Recorded data –
**********

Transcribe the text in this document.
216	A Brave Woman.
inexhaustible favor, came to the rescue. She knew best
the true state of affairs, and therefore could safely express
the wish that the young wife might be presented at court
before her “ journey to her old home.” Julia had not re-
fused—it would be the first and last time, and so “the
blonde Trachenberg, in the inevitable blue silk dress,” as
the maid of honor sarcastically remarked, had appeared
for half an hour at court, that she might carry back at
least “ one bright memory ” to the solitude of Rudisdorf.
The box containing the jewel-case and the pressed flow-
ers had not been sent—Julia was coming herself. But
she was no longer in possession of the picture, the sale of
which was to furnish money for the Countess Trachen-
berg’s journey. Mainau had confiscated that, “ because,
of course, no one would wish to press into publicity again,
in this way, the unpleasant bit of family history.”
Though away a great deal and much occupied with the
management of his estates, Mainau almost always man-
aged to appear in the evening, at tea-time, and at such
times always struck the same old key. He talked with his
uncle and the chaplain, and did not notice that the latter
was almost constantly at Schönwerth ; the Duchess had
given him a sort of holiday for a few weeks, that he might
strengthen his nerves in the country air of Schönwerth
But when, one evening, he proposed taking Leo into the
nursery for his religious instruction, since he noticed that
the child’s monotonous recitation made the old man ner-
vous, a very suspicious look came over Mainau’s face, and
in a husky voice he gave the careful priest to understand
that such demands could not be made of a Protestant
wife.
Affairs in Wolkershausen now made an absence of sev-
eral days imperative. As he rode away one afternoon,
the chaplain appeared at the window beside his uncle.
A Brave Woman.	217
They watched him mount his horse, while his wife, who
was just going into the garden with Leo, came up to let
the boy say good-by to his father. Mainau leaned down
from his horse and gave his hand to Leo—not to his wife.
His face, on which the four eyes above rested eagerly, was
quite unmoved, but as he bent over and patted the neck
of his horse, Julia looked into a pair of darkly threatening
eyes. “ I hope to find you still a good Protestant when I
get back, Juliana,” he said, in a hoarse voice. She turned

**********

Directive –
Return what is listed above, exactly and completely.

Expected answer –
Transcribe the text in this document.
216	A Brave Woman.
inexhaustible favor, came to the rescue. She knew best
the true state of affairs, and therefore could safely express
the wish that the young wife might be presented at court
before her “ journey to her old home.” Julia had not re-
fused—it would be the first and last time, and so “the
blonde Trachenberg, in the inevitable blue silk dress,” as
the maid of honor sarcastically remarked, had appeared
for half an hour at court, that she might carry back at
least “ one bright memory ” to the solitude of Rudisdorf.
The box containing the jewel-case and the pressed flow-
ers had not been sent—Julia was coming herself. But
she was no longer in possession of the picture, the sale of
which was to furnish money for the Countess Trachen-
berg’s journey. Mainau had confiscated that, “ because,
of course, no one would wish to press into publicity again,
in this way, the unpleasant bit of family history.”
Though away a great deal and much occupied with the
management of his estates, Mainau almost always man-
aged to appear in the evening, at tea-time, and at such
times always struck the same old key. He talked with his
uncle and the chaplain, and did not notice that the latter
was almost constantly at Schönwerth ; the Duchess had
given him a sort of holiday for a few weeks, that he might
strengthen his nerves in the country air of Schönwerth
But when, one evening, he proposed taking Leo into the
nursery for his religious instruction, since he noticed that
the child’s monotonous recitation made the old man ner-
vous, a very suspicious look came over Mainau’s face, and
in a husky voice he gave the careful priest to understand
that such demands could not be made of a Protestant
wife.
Affairs in Wolkershausen now made an absence of sev-
eral days imperative. As he rode away one afternoon,
the chaplain appeared at the window beside his uncle.
A Brave Woman.	217
They watched him mount his horse, while his wife, who
was just going into the garden with Leo, came up to let
the boy say good-by to his father. Mainau leaned down
from his horse and gave his hand to Leo—not to his wife.
His face, on which the four eyes above rested eagerly, was
quite unmoved, but as he bent over and patted the neck
of his horse, Julia looked into a pair of darkly threatening
eyes. “ I hope to find you still a good Protestant when I
get back, Juliana,” he said, in a hoarse voice. She turned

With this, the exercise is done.